# Adult Child



## sammyj (Aug 31, 2014)

Here's my question : My 29 year old daughter lives at home with her three year old son. I have a home daycare and her son is in my care while she works ( I don't charge and wouldn't think of it) we are currently having a conflict concerning staying over night with her boyfriend. We had a discussion about this and I told her that I would not keep her son (my grandson) for her when she is going to stay overnight with her boyfriend because I personally am against that.

 She assured me that her and her boyfriend had decided that they would not longer stay overnight with each other because they too thought it was wrong, twice since we have had that discussion she has left her son in my care not to return until the next day. This weekend she asked me to care for her son so that she could travel with her boyfriend to North Carolina to return his visiting daughter to her mother and stay overnight but I told  I would not do it so now she is walking around here not speaking.

 I realize that if those two are determined to spend the night they can. I have analyzed my decision over and over I don't want to control her because she is an adult but I also don't feel it is right for me to _"so to speak"_ uphold her choices that go against my values and morals. Anyone have any thoughts on this. 

Also an additional question the boyfriend in question FB inboxed me asking for my blessings to propose to my daughter. I don't have a problem with him proposing to her and their ultimate marriage but and I did inbox him back (have not know him that long) is it wrong if I feel that we should have a face to face conversation as well. He is 36 has been married before and has 4 children from previous relationships. This is such a big issue for us all because we are all Christians and the boyfriend is in the ministry.


----------



## oldman (Sep 1, 2014)

OK, so he is in the ministry, correct? And they spend the nights together presumably to have sex, correct? And even though all of you discussed this and collectively have decided that this practice will not continue, the over-night stays have continued, correct? And now because you have refused to be part of something that you all have agreed to is immoral and goes against your convictions she is upset with you and will not speak to you, correct? And he asked you for your daughter's hand in marriage via social media, correct? 

My opinion; I believe there is a 'perfect storm' brewing and it may not be long before it hits. To give you a better answer, I would advise you to stick to your guns and hold fast, so long as the daughter and/or boyfriend does not take it out on the child, which I have seen happen. The child's welfare should come first, but at the same time your feelings and convictions must also count. If push comes to shove and you believe that the child may be in jeopardy, then sometimes we have to swallow our morality concern and do what's best for the child. If you are secure with your feelings that the child is not in any peril, then hold tight and let her whimper.


----------



## sammyj (Sep 1, 2014)
________________________
- Task goal -
Retype everything from "I realize that" down to "oldman (Sep 1, 2014)" in the forum thread about the adult daughter.
________________________
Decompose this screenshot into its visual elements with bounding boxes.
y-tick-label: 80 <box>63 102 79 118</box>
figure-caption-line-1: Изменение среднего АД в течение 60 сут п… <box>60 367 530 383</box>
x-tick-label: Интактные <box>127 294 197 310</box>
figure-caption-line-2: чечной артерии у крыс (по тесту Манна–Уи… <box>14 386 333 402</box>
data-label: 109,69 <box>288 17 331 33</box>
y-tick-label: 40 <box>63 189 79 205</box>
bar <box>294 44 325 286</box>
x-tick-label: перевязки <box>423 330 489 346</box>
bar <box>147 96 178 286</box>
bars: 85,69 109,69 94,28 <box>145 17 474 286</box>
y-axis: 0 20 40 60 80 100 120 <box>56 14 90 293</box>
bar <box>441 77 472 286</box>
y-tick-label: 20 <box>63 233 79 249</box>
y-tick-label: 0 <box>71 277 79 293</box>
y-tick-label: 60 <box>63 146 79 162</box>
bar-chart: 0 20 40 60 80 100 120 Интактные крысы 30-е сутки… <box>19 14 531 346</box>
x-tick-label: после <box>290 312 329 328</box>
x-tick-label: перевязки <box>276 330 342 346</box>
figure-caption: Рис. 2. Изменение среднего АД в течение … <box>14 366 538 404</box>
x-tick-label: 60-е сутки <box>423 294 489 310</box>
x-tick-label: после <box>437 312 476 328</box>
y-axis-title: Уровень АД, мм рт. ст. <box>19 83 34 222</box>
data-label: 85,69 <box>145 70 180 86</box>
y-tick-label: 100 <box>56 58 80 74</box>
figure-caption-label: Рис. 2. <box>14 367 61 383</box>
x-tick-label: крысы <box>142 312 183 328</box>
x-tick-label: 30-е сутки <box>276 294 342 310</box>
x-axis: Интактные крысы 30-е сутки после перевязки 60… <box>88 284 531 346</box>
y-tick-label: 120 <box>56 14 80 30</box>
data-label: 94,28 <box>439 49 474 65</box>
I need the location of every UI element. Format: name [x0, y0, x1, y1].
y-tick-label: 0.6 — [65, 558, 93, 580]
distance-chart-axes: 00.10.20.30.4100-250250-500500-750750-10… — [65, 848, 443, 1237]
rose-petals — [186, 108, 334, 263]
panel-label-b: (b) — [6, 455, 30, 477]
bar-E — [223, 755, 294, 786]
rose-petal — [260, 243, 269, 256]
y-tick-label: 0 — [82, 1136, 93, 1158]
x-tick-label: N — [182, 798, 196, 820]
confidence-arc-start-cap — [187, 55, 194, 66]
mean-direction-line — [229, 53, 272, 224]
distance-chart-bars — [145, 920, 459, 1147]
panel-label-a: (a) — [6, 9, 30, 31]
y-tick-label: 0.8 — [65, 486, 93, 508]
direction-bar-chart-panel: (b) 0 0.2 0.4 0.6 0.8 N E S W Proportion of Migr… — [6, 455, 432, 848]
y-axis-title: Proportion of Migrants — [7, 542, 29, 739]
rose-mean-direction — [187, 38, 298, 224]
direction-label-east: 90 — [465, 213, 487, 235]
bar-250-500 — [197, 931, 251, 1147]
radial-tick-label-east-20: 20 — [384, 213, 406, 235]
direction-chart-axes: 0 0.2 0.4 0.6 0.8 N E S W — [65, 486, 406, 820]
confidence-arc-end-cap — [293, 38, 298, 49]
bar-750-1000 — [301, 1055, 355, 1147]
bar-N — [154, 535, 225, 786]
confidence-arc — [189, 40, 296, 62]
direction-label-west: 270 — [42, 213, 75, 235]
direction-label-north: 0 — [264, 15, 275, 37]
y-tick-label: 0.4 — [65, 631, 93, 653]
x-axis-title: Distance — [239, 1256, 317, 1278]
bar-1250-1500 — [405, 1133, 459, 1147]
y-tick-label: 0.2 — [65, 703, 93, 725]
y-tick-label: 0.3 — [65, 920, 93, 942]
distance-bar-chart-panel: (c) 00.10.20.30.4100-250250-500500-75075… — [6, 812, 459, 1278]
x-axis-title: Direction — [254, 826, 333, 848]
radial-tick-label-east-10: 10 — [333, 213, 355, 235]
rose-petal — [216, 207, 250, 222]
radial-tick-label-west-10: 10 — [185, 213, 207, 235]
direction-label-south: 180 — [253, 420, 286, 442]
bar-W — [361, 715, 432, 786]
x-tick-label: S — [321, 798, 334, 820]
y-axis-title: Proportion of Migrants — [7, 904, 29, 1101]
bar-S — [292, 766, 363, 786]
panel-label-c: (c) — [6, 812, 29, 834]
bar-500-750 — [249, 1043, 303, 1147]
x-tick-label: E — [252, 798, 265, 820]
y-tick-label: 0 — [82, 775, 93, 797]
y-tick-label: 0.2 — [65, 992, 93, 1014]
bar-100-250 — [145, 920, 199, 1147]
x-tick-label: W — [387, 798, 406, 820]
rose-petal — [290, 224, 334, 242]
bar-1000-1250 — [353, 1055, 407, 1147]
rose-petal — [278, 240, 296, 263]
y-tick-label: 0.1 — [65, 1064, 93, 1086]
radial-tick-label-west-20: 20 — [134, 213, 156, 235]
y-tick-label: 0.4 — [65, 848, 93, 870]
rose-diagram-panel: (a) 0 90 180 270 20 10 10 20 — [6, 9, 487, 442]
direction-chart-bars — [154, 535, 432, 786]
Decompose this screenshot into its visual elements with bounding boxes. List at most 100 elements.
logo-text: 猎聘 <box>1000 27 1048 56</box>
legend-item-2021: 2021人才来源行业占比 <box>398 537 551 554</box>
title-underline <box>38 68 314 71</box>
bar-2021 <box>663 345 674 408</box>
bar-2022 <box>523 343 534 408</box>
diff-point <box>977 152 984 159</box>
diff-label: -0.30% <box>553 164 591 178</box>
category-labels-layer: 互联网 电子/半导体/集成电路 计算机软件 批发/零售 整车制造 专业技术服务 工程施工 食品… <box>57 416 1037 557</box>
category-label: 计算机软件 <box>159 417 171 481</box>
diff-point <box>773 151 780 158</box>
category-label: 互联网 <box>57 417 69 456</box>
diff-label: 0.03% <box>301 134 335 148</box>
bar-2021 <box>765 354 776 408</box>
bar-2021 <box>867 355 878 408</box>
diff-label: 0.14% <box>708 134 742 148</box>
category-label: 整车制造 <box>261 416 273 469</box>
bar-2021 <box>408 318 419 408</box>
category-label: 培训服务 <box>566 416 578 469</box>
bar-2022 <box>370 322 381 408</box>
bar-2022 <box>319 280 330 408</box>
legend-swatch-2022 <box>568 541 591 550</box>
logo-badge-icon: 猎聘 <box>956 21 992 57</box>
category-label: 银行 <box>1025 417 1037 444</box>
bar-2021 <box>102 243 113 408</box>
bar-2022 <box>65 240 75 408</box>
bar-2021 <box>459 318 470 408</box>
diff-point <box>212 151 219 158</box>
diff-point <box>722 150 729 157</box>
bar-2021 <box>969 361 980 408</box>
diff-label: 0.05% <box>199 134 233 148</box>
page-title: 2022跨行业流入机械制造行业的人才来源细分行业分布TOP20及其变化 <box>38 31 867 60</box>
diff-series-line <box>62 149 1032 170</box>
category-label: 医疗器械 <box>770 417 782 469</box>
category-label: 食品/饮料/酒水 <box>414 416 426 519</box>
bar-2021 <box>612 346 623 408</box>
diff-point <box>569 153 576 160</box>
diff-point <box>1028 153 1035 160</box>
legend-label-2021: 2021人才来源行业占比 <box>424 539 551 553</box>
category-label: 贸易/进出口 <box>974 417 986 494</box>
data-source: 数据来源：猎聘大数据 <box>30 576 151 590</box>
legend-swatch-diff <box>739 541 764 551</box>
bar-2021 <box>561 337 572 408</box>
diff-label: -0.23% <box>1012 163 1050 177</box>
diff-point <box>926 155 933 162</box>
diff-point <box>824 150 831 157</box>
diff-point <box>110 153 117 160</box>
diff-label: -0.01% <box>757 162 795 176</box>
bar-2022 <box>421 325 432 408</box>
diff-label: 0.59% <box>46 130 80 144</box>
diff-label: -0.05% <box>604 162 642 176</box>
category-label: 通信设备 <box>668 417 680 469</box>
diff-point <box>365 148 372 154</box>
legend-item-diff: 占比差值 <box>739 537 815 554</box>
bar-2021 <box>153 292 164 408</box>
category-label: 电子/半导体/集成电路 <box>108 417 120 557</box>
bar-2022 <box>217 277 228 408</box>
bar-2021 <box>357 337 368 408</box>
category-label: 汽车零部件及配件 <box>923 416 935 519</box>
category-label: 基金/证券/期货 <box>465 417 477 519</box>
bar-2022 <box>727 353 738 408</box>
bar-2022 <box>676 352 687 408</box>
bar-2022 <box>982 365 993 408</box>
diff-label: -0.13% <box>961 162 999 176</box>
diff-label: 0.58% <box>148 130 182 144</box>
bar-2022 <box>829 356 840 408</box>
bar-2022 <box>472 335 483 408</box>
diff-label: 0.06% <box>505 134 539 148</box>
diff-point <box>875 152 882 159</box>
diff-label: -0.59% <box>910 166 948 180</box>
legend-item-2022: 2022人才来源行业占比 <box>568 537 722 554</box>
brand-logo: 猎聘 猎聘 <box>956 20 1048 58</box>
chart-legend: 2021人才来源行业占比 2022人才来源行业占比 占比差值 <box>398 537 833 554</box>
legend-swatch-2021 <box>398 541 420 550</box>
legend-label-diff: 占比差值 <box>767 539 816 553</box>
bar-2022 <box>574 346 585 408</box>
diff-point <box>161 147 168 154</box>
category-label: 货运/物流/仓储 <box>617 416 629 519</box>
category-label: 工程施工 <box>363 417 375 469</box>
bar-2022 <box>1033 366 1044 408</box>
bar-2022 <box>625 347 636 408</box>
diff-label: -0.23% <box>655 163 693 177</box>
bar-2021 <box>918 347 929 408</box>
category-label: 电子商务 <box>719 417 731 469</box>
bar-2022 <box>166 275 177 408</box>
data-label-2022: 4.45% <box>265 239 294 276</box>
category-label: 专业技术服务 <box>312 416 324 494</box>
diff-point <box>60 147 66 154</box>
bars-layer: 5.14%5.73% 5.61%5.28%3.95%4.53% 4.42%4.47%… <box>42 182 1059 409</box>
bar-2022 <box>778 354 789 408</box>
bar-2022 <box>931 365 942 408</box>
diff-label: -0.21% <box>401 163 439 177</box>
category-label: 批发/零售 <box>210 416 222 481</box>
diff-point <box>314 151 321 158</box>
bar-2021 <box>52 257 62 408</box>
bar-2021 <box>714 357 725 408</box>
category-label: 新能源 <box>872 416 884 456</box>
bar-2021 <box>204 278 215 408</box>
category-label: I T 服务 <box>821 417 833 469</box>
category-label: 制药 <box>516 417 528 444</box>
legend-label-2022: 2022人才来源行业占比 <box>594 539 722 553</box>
________________________
- Exercise solution -
I realize that if those two are determined to spend the night they can. I have analyzed my decision over and over I don't want to control her because she is an adult but I also don't feel it is right for me to _"so to speak"_ uphold her choices that go against my values and morals. Anyone have any thoughts on this. 

Also an additional question the boyfriend in question FB inboxed me asking for my blessings to propose to my daughter. I don't have a problem with him proposing to her and their ultimate marriage but and I did inbox him back (have not know him that long) is it wrong if I feel that we should have a face to face conversation as well. He is 36 has been married before and has 4 children from previous relationships. This is such a big issue for us all because we are all Christians and the boyfriend is in the ministry.


----------



## oldman (Sep 1, 2014)